#### [Instruction]
Copy out all the lines where "heading" shows up.

Figure content listings:
__________________________________________________
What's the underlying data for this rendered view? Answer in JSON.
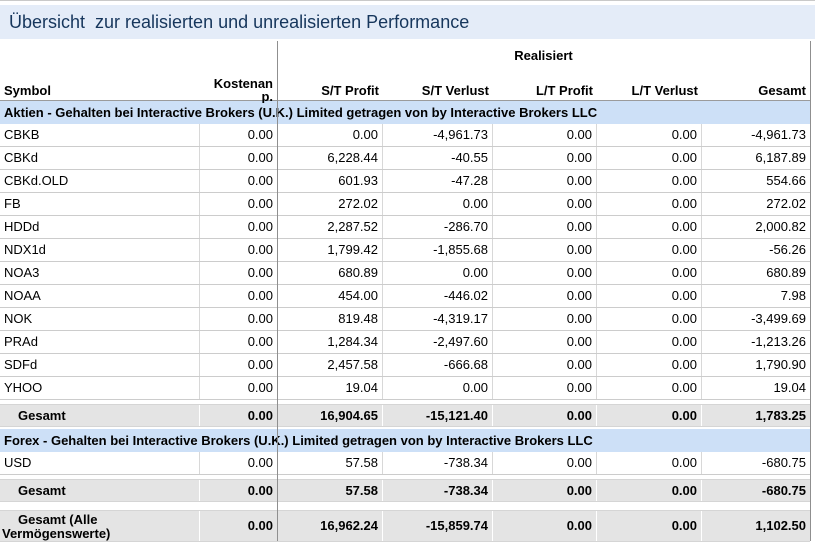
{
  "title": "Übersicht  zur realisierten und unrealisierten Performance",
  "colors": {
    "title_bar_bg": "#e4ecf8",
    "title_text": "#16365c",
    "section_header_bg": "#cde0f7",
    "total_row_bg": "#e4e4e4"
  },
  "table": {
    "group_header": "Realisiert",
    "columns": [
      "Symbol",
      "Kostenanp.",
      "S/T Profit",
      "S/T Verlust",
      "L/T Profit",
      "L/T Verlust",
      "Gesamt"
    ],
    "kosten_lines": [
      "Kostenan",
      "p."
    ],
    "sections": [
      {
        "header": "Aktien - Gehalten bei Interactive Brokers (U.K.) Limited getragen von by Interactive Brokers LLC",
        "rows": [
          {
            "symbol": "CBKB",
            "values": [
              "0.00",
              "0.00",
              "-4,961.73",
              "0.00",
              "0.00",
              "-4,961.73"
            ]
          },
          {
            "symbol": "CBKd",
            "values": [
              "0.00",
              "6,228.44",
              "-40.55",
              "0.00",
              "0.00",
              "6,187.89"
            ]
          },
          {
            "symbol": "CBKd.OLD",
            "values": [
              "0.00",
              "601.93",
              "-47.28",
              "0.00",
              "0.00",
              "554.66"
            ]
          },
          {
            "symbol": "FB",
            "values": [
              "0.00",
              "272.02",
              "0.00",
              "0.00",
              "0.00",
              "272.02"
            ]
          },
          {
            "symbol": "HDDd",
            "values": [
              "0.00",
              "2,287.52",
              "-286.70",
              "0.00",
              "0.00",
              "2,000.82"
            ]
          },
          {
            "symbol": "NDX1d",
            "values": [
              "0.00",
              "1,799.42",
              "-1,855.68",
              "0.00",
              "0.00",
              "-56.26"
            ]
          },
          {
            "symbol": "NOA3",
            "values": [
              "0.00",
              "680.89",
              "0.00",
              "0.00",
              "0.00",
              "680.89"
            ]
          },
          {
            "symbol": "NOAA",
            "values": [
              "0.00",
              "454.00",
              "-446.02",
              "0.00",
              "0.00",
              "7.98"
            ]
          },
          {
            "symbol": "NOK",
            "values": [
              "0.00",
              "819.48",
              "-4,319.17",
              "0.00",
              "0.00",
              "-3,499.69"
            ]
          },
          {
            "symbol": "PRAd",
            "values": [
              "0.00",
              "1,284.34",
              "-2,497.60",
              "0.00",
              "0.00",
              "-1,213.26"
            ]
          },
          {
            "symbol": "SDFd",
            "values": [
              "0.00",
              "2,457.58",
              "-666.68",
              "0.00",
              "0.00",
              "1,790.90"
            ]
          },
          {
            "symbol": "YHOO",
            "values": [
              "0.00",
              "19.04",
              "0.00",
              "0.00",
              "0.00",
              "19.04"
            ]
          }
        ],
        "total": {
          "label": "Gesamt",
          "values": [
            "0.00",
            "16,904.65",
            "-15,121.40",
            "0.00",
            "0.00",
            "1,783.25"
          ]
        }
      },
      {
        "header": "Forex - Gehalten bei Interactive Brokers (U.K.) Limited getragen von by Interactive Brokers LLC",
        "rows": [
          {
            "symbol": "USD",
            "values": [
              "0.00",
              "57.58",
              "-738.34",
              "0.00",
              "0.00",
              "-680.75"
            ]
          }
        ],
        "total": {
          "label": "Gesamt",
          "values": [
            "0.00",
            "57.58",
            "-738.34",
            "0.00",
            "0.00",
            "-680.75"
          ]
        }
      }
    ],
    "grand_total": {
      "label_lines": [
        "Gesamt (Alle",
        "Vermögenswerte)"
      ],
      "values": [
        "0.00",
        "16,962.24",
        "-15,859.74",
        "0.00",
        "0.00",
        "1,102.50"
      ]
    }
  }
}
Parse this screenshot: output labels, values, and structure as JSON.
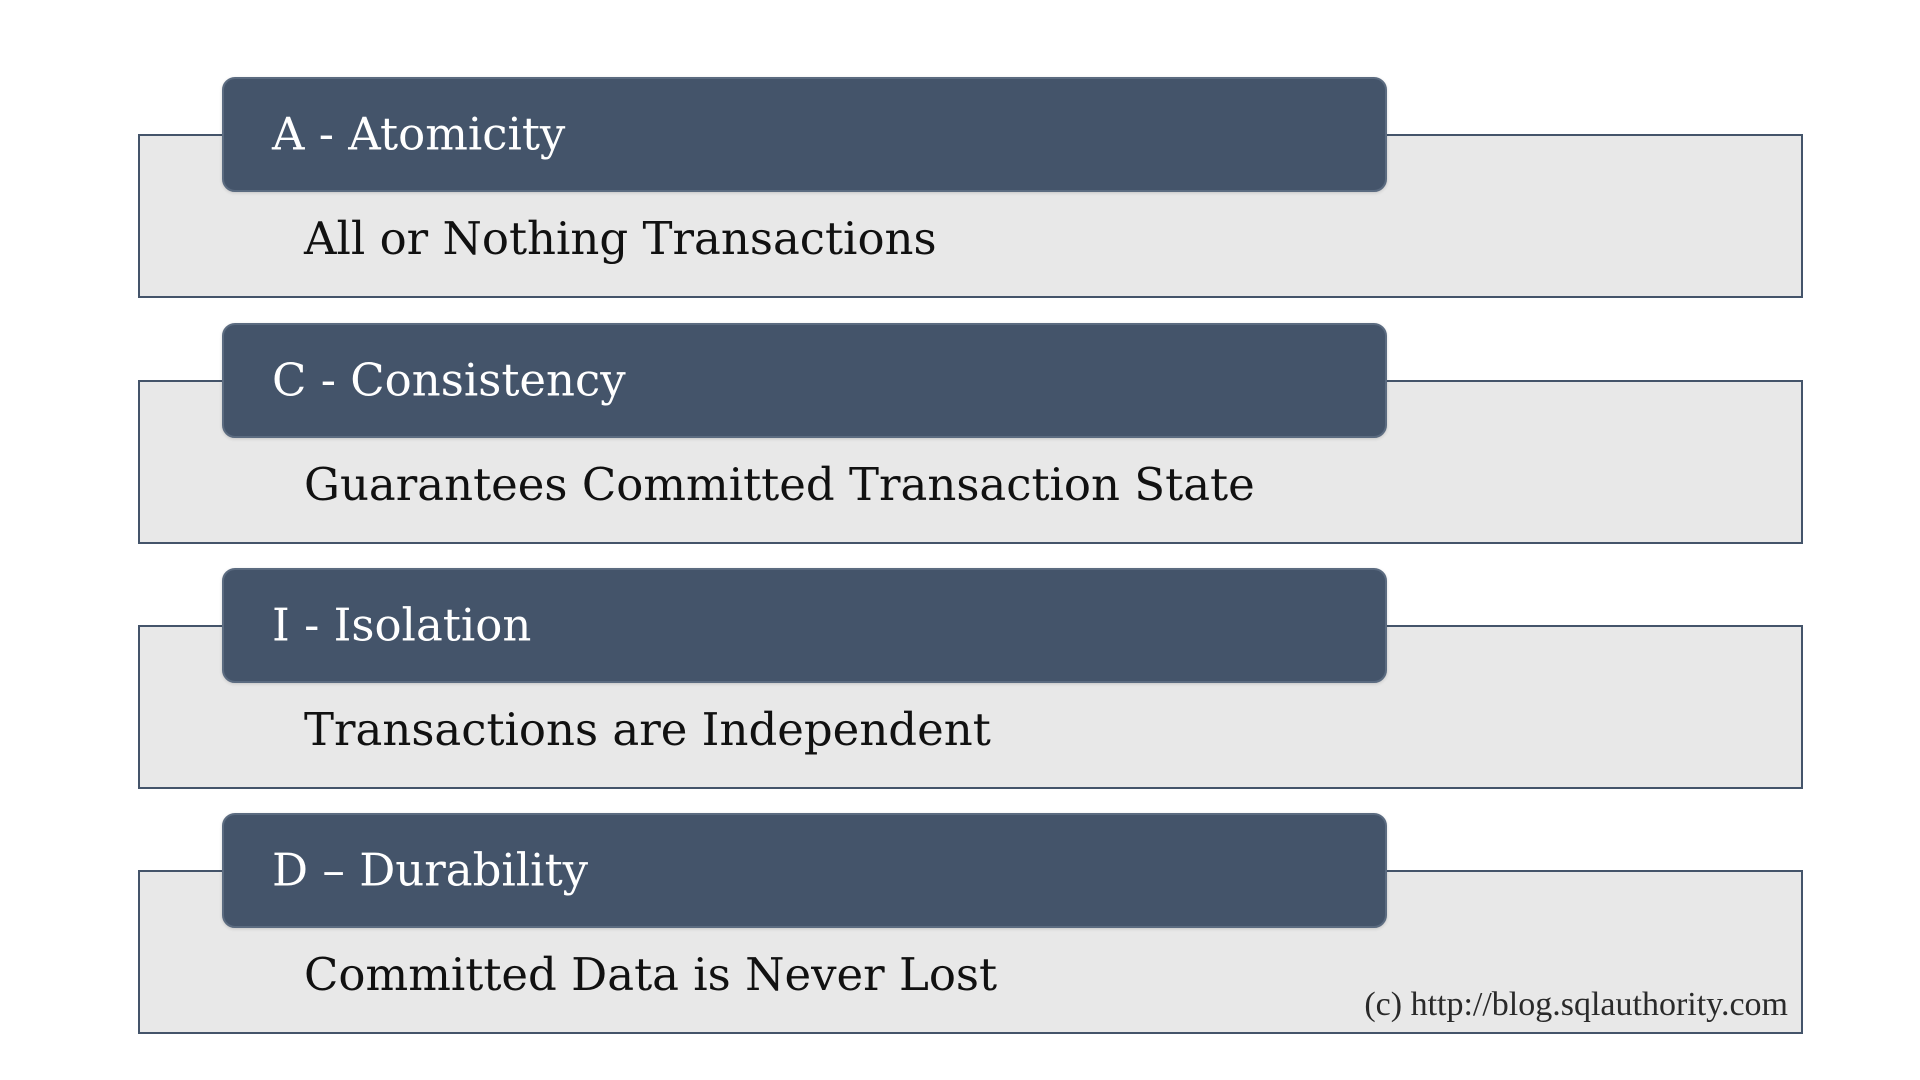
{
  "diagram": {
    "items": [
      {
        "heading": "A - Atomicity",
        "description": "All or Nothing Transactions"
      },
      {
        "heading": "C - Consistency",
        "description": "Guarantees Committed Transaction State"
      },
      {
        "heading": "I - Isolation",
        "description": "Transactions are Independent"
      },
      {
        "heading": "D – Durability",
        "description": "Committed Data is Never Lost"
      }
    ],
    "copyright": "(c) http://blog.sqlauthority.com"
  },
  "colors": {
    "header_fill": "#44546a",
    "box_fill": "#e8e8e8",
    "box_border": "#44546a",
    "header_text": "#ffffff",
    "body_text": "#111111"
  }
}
__________________________________________________
#### [Solution for this exercise]
        "heading": "A - Atomicity",
        "heading": "C - Consistency",
        "heading": "I - Isolation",
        "heading": "D – Durability",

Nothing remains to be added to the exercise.